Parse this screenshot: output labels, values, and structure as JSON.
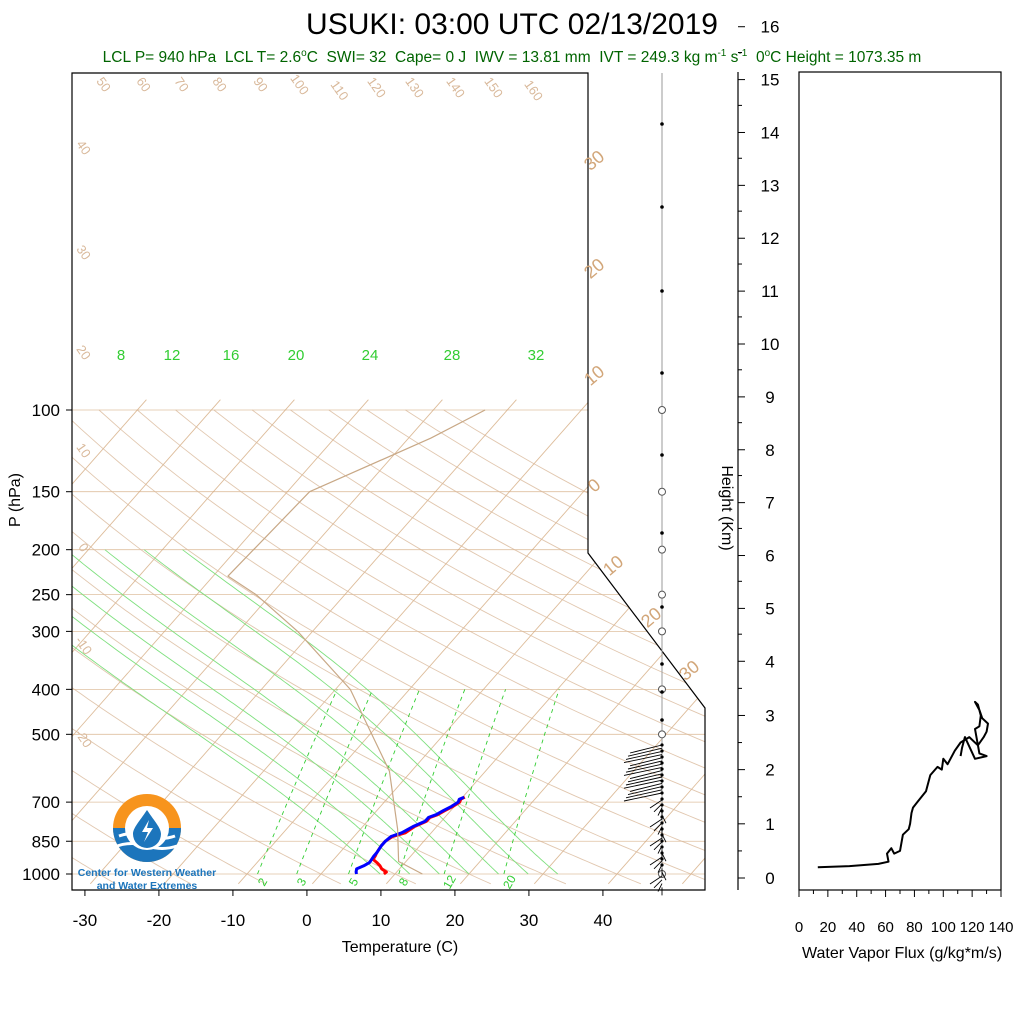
{
  "title": "USUKI: 03:00 UTC 02/13/2019",
  "stats": {
    "lcl_p": "LCL P= 940 hPa",
    "lcl_t_pre": "LCL T= 2.6",
    "lcl_t_unit": "C",
    "swi": "SWI= 32",
    "cape": "Cape= 0 J",
    "iwv": "IWV = 13.81 mm",
    "ivt_pre": "IVT = 249.3 kg m",
    "ivt_exp1": "-1",
    "ivt_mid": " s",
    "ivt_exp2": "-1",
    "zero_pre": "0",
    "zero_post": "C Height = 1073.35 m"
  },
  "logo": {
    "line1": "Center for Western Weather",
    "line2": "and Water Extremes"
  },
  "colors": {
    "dry_adiabat": "#d9b99b",
    "isotherm": "#d2a679",
    "mixing_ratio": "#32cd32",
    "moist_adiabat": "#7fe07f",
    "temperature": "#ff0000",
    "dewpoint": "#0000ff",
    "stats_text": "#006400",
    "logo_orange": "#f7941d",
    "logo_blue": "#1c75bc"
  },
  "chart_data": [
    {
      "type": "line",
      "subtype": "skew-t",
      "xlabel": "Temperature (C)",
      "ylabel": "P (hPa)",
      "y2label": "Height (Km)",
      "x_ticks": [
        -30,
        -20,
        -10,
        0,
        10,
        20,
        30,
        40
      ],
      "y_ticks": [
        100,
        150,
        200,
        250,
        300,
        400,
        500,
        700,
        850,
        1000
      ],
      "height_ticks": [
        0,
        1,
        2,
        3,
        4,
        5,
        6,
        7,
        8,
        9,
        10,
        11,
        12,
        13,
        14,
        15,
        16
      ],
      "dry_adiabat_labels": [
        "50",
        "60",
        "70",
        "80",
        "90",
        "100",
        "110",
        "120",
        "130",
        "140",
        "150",
        "160",
        "40",
        "30",
        "20",
        "10",
        "0",
        "-10",
        "-20"
      ],
      "isotherm_labels": [
        "30",
        "20",
        "10",
        "0",
        "10",
        "20",
        "30"
      ],
      "mixing_ratio_labels_top": [
        "8",
        "12",
        "16",
        "20",
        "24",
        "28",
        "32"
      ],
      "mixing_ratio_labels_bottom": [
        "2",
        "3",
        "5",
        "8",
        "12",
        "20"
      ],
      "series": [
        {
          "kind": "temperature",
          "points": [
            [
              1000,
              8.5
            ],
            [
              990,
              8.6
            ],
            [
              975,
              7.6
            ],
            [
              960,
              7.0
            ],
            [
              945,
              6.2
            ],
            [
              930,
              5.3
            ],
            [
              915,
              5.2
            ],
            [
              900,
              5.0
            ],
            [
              870,
              4.8
            ],
            [
              850,
              4.8
            ],
            [
              830,
              5.2
            ],
            [
              815,
              6.5
            ],
            [
              800,
              6.8
            ],
            [
              790,
              7.0
            ],
            [
              770,
              8.0
            ],
            [
              755,
              8.0
            ],
            [
              745,
              8.7
            ],
            [
              730,
              9.2
            ],
            [
              715,
              9.8
            ],
            [
              700,
              10.2
            ],
            [
              690,
              10.0
            ],
            [
              683,
              10.3
            ]
          ]
        },
        {
          "kind": "dewpoint",
          "points": [
            [
              1000,
              4.8
            ],
            [
              990,
              4.5
            ],
            [
              975,
              4.2
            ],
            [
              960,
              4.8
            ],
            [
              945,
              5.2
            ],
            [
              930,
              5.1
            ],
            [
              915,
              5.0
            ],
            [
              900,
              5.0
            ],
            [
              870,
              4.8
            ],
            [
              850,
              4.8
            ],
            [
              830,
              5.0
            ],
            [
              815,
              6.0
            ],
            [
              800,
              6.5
            ],
            [
              790,
              6.8
            ],
            [
              770,
              7.8
            ],
            [
              755,
              7.8
            ],
            [
              745,
              8.5
            ],
            [
              730,
              9.0
            ],
            [
              715,
              9.6
            ],
            [
              700,
              10.0
            ],
            [
              690,
              9.8
            ],
            [
              683,
              10.2
            ]
          ]
        },
        {
          "kind": "parcel",
          "points": [
            [
              1000,
              13.7
            ],
            [
              940,
              9.0
            ],
            [
              800,
              5.0
            ],
            [
              600,
              -3.0
            ],
            [
              400,
              -18.0
            ],
            [
              300,
              -32.0
            ],
            [
              250,
              -42.0
            ],
            [
              228,
              -48.0
            ],
            [
              150,
              -47.0
            ],
            [
              115,
              -37.0
            ],
            [
              100,
              -33.0
            ]
          ]
        }
      ]
    },
    {
      "type": "line",
      "xlabel": "Water Vapor Flux (g/kg*m/s)",
      "x_ticks": [
        0,
        20,
        40,
        60,
        80,
        100,
        120,
        140
      ],
      "xlim": [
        0,
        140
      ],
      "ylim": [
        0,
        16.5
      ],
      "series": [
        {
          "name": "",
          "points": [
            [
              13,
              0.2
            ],
            [
              35,
              0.22
            ],
            [
              55,
              0.26
            ],
            [
              62,
              0.3
            ],
            [
              61,
              0.45
            ],
            [
              64,
              0.55
            ],
            [
              66,
              0.45
            ],
            [
              70,
              0.5
            ],
            [
              72,
              0.8
            ],
            [
              76,
              0.9
            ],
            [
              77,
              1.0
            ],
            [
              78,
              1.2
            ],
            [
              79,
              1.3
            ],
            [
              82,
              1.4
            ],
            [
              88,
              1.6
            ],
            [
              91,
              1.9
            ],
            [
              96,
              2.05
            ],
            [
              99,
              2.0
            ],
            [
              100,
              2.2
            ],
            [
              103,
              2.1
            ],
            [
              108,
              2.35
            ],
            [
              112,
              2.5
            ],
            [
              118,
              2.6
            ],
            [
              124,
              2.45
            ],
            [
              128,
              2.6
            ],
            [
              130,
              2.7
            ],
            [
              131,
              2.85
            ],
            [
              127,
              2.95
            ],
            [
              125,
              3.1
            ],
            [
              122,
              3.25
            ],
            [
              124,
              3.2
            ],
            [
              126,
              3.0
            ],
            [
              125,
              2.8
            ],
            [
              122,
              2.75
            ],
            [
              125,
              2.3
            ],
            [
              130,
              2.25
            ],
            [
              122,
              2.2
            ],
            [
              115,
              2.6
            ],
            [
              113,
              2.4
            ],
            [
              112,
              2.25
            ]
          ]
        }
      ]
    }
  ]
}
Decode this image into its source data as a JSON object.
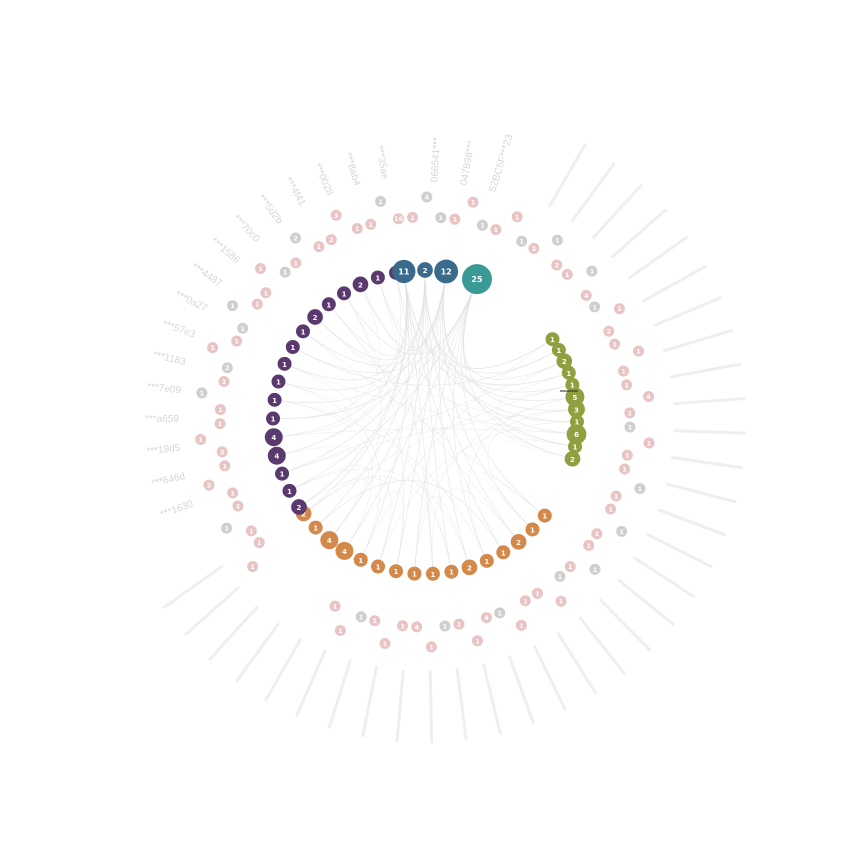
{
  "colors": {
    "purple": "#5a3a6e",
    "blue_dark": "#3a6b8c",
    "teal": "#3a9a96",
    "olive": "#8fa040",
    "orange": "#d4884a",
    "pink": "#e8c4c4",
    "gray": "#cfcfcf",
    "link": "#e2e2e2",
    "label": "#d6d6d6"
  },
  "inner_ring": {
    "purple": [
      "1",
      "1",
      "2",
      "1",
      "1",
      "2",
      "1",
      "1",
      "1",
      "1",
      "1",
      "1",
      "4",
      "4",
      "1",
      "1",
      "2"
    ],
    "blue": [
      "11",
      "2",
      "12"
    ],
    "teal": [
      "25"
    ],
    "olive": [
      "1",
      "1",
      "2",
      "1",
      "1",
      "5",
      "3",
      "1",
      "6",
      "1",
      "2"
    ],
    "orange": [
      "2",
      "1",
      "4",
      "4",
      "1",
      "1",
      "1",
      "1",
      "1",
      "1",
      "2",
      "1",
      "1",
      "2",
      "1",
      "1"
    ]
  },
  "outer_labels_left": [
    "***1630",
    "***646d",
    "***19d5",
    "***a659",
    "***7e09",
    "***1183",
    "***57e3",
    "***0a27",
    "***4487",
    "***1586",
    "***70c0",
    "***5d2b",
    "***4f41",
    "***0028",
    "***8ab4",
    "***35ae"
  ],
  "outer_labels_top": [
    "066541***",
    "047898***",
    "52BC5F***23"
  ],
  "outer_badges": [
    {
      "label": "1",
      "c": "pink"
    },
    {
      "label": "1",
      "c": "pink"
    },
    {
      "label": "1",
      "c": "pink"
    },
    {
      "label": "1",
      "c": "gray"
    },
    {
      "label": "1",
      "c": "pink"
    },
    {
      "label": "1",
      "c": "pink"
    },
    {
      "label": "2",
      "c": "pink"
    },
    {
      "label": "1",
      "c": "pink"
    },
    {
      "label": "3",
      "c": "pink"
    },
    {
      "label": "1",
      "c": "pink"
    },
    {
      "label": "1",
      "c": "pink"
    },
    {
      "label": "1",
      "c": "pink"
    },
    {
      "label": "1",
      "c": "gray"
    },
    {
      "label": "1",
      "c": "pink"
    },
    {
      "label": "2",
      "c": "gray"
    },
    {
      "label": "1",
      "c": "pink"
    },
    {
      "label": "1",
      "c": "pink"
    },
    {
      "label": "1",
      "c": "gray"
    },
    {
      "label": "1",
      "c": "gray"
    },
    {
      "label": "1",
      "c": "pink"
    },
    {
      "label": "1",
      "c": "pink"
    },
    {
      "label": "1",
      "c": "pink"
    },
    {
      "label": "1",
      "c": "gray"
    },
    {
      "label": "1",
      "c": "pink"
    },
    {
      "label": "2",
      "c": "gray"
    },
    {
      "label": "1",
      "c": "pink"
    },
    {
      "label": "2",
      "c": "pink"
    },
    {
      "label": "3",
      "c": "pink"
    },
    {
      "label": "1",
      "c": "pink"
    },
    {
      "label": "1",
      "c": "pink"
    },
    {
      "label": "1",
      "c": "gray"
    },
    {
      "label": "16",
      "c": "pink"
    },
    {
      "label": "1",
      "c": "pink"
    },
    {
      "label": "4",
      "c": "gray"
    },
    {
      "label": "1",
      "c": "gray"
    },
    {
      "label": "1",
      "c": "pink"
    },
    {
      "label": "1",
      "c": "pink"
    },
    {
      "label": "1",
      "c": "gray"
    },
    {
      "label": "1",
      "c": "pink"
    },
    {
      "label": "1",
      "c": "pink"
    },
    {
      "label": "1",
      "c": "gray"
    },
    {
      "label": "2",
      "c": "pink"
    },
    {
      "label": "1",
      "c": "gray"
    },
    {
      "label": "2",
      "c": "pink"
    },
    {
      "label": "1",
      "c": "pink"
    },
    {
      "label": "1",
      "c": "gray"
    },
    {
      "label": "4",
      "c": "pink"
    },
    {
      "label": "1",
      "c": "gray"
    },
    {
      "label": "1",
      "c": "pink"
    },
    {
      "label": "2",
      "c": "pink"
    },
    {
      "label": "1",
      "c": "pink"
    },
    {
      "label": "1",
      "c": "pink"
    },
    {
      "label": "1",
      "c": "pink"
    },
    {
      "label": "1",
      "c": "pink"
    },
    {
      "label": "4",
      "c": "pink"
    },
    {
      "label": "1",
      "c": "pink"
    },
    {
      "label": "1",
      "c": "gray"
    },
    {
      "label": "1",
      "c": "pink"
    },
    {
      "label": "1",
      "c": "pink"
    },
    {
      "label": "1",
      "c": "pink"
    },
    {
      "label": "1",
      "c": "gray"
    },
    {
      "label": "1",
      "c": "pink"
    },
    {
      "label": "1",
      "c": "pink"
    },
    {
      "label": "1",
      "c": "gray"
    },
    {
      "label": "1",
      "c": "pink"
    },
    {
      "label": "1",
      "c": "pink"
    },
    {
      "label": "1",
      "c": "gray"
    },
    {
      "label": "1",
      "c": "pink"
    },
    {
      "label": "1",
      "c": "gray"
    },
    {
      "label": "1",
      "c": "pink"
    },
    {
      "label": "1",
      "c": "pink"
    },
    {
      "label": "1",
      "c": "pink"
    },
    {
      "label": "1",
      "c": "pink"
    },
    {
      "label": "1",
      "c": "gray"
    },
    {
      "label": "4",
      "c": "pink"
    },
    {
      "label": "1",
      "c": "pink"
    },
    {
      "label": "1",
      "c": "pink"
    },
    {
      "label": "1",
      "c": "gray"
    },
    {
      "label": "1",
      "c": "pink"
    },
    {
      "label": "4",
      "c": "pink"
    },
    {
      "label": "1",
      "c": "pink"
    },
    {
      "label": "1",
      "c": "pink"
    },
    {
      "label": "1",
      "c": "pink"
    },
    {
      "label": "1",
      "c": "gray"
    },
    {
      "label": "1",
      "c": "pink"
    },
    {
      "label": "1",
      "c": "pink"
    }
  ]
}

◇ ◇ ◇

AIM OF THE EXERCISE: Locate the string "kind" in the listing above and copy every line where it occurs.

FINAL RESULT:
          "kind": "temperature",
          "kind": "dewpoint",
          "kind": "parcel",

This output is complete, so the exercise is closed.